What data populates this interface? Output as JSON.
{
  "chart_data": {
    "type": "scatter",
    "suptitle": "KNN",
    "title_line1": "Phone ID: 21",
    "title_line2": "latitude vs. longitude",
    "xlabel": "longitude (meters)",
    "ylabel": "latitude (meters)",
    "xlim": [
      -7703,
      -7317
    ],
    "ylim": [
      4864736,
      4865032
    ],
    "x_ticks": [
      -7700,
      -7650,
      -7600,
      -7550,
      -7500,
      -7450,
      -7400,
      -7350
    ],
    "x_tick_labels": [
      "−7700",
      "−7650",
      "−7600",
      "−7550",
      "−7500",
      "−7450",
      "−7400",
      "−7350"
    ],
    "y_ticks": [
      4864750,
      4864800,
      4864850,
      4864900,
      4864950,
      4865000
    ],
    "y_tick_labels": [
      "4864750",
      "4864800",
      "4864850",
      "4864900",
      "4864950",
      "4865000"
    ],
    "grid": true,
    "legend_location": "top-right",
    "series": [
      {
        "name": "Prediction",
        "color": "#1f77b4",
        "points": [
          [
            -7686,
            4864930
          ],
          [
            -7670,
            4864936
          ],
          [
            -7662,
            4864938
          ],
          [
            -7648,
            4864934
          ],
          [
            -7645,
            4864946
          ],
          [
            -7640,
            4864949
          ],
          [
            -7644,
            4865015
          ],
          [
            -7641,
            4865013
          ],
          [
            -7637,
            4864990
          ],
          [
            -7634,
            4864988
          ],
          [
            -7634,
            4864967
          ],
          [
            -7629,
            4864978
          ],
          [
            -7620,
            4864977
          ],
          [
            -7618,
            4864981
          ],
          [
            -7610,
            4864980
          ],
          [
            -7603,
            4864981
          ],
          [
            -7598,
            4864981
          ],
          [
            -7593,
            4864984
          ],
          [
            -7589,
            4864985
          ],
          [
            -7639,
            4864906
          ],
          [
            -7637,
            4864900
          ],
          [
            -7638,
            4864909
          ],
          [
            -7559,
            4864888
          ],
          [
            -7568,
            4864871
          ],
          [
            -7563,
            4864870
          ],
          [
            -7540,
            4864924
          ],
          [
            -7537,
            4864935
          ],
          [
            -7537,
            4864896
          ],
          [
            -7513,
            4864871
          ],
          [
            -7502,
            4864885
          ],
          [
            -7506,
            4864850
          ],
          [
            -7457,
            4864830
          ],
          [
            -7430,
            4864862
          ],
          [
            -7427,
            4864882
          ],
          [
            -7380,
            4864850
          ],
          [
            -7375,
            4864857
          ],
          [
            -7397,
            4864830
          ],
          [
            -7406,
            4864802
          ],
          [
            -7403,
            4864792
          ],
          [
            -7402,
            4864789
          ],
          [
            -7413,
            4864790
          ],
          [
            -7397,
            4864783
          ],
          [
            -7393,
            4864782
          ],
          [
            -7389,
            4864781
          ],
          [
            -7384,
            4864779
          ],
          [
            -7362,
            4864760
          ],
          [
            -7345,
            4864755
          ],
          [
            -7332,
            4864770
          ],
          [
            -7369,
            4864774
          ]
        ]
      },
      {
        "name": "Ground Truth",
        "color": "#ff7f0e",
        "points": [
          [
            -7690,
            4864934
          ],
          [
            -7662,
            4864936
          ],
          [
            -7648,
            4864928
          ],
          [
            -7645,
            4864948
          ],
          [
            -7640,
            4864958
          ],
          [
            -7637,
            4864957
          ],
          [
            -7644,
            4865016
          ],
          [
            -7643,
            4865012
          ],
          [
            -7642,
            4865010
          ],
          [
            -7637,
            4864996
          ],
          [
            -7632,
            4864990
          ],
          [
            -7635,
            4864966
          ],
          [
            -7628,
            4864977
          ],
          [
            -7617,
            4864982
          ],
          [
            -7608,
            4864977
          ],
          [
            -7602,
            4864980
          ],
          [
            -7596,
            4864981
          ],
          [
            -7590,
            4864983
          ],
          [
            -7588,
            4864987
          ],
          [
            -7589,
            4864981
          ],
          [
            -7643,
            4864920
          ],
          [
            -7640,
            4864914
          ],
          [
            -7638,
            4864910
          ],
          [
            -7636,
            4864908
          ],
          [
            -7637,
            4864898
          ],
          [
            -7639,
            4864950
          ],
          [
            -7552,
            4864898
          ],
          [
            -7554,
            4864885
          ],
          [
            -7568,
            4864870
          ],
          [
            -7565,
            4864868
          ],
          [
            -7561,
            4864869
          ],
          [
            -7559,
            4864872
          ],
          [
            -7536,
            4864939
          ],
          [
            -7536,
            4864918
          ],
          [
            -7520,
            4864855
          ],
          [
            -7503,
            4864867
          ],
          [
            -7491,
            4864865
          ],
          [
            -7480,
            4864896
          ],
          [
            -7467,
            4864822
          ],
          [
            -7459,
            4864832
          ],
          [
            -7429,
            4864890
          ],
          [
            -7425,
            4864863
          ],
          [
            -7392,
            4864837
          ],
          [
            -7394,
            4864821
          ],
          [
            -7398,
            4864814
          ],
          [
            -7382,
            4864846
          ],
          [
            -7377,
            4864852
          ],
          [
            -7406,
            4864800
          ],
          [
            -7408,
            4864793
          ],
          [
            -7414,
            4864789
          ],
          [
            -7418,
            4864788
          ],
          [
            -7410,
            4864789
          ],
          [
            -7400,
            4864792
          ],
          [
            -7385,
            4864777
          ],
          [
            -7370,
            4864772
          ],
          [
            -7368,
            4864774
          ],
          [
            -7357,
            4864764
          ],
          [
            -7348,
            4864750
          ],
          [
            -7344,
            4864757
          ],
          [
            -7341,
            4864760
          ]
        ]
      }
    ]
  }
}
::::::
Exercise instructions: Filter the listing above for the string "latitude" and copy every matching line.

Correct output:
    "title_line2": "latitude vs. longitude",
    "ylabel": "latitude (meters)",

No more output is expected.